### ИСХОДНЫЙ ТЕКСТ
□ □ □ □
Графика Бориса Юхананова и фотографии – это его личное творчество как художника. Надо сказать, что Борис Юхананов – прекрасный художник, его произведения хранятся в мировых собраниях.

И архив. Самое главное на этом сайте – это архив. Сейчас там выложены примерно три с небольшим тысячи экспонатов, и это только, может быть, сотая часть того, что будет постепенно там появляться. Это фотографии, видео, тексты, статьи СМИ о нем, его интервью.

 

Б.Ю.:

– Просто все, что говорит Андрей, замечательный человек, все это вы и так сможете понять, просто открыв этот сайт. А я скажу две вещи: первое, что, естественно, как всякий уважающий себя интернет-ресурс, сайт будет разомкнут и должен будет включить в себя, я думаю, под 100 000 объектов. Он так устроен, что каждый объект проходит через обработку: он фиксируется, делается подпись… Какой еще там тип обработки, что туда еще включается, скажи, Леда?

 

Л.Т.:

– Естественно, все материалы отмечаются… есть особого рода деривация, у нас все обязательно структурировано по проектам, мы старались, чтобы было удобно проводить поиск.
□ □ □ □
### ЗАДАНИЕ A
Сколько примерно экспонатов сейчас выложено в архиве, согласно отрывку о сайте Бориса Юхананова?
### ЗАДАНИЕ B
Перепишите без изменений фрагмент отрывка о сайте Бориса Юхананова, начиная со слов "И архив. Самое" и заканчивая словами "нем, его интервью.".
Приведённые далее строки здесь никакой роли не играют.

### ЗАПИСАННЫЕ ДАННЫЕ
□ □ □ □
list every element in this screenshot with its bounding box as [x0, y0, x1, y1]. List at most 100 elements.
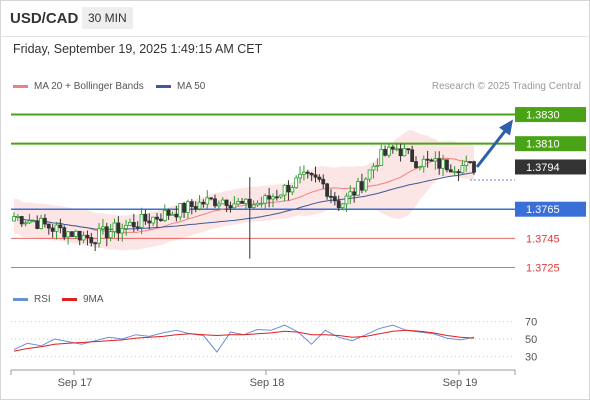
□ □ □ □
### ОТВЕТ A
Примерно три с небольшим тысячи экспонатов.

### ОТВЕТ B
И архив. Самое главное на этом сайте – это архив. Сейчас там выложены примерно три с небольшим тысячи экспонатов, и это только, может быть, сотая часть того, что будет постепенно там появляться. Это фотографии, видео, тексты, статьи СМИ о нем, его интервью.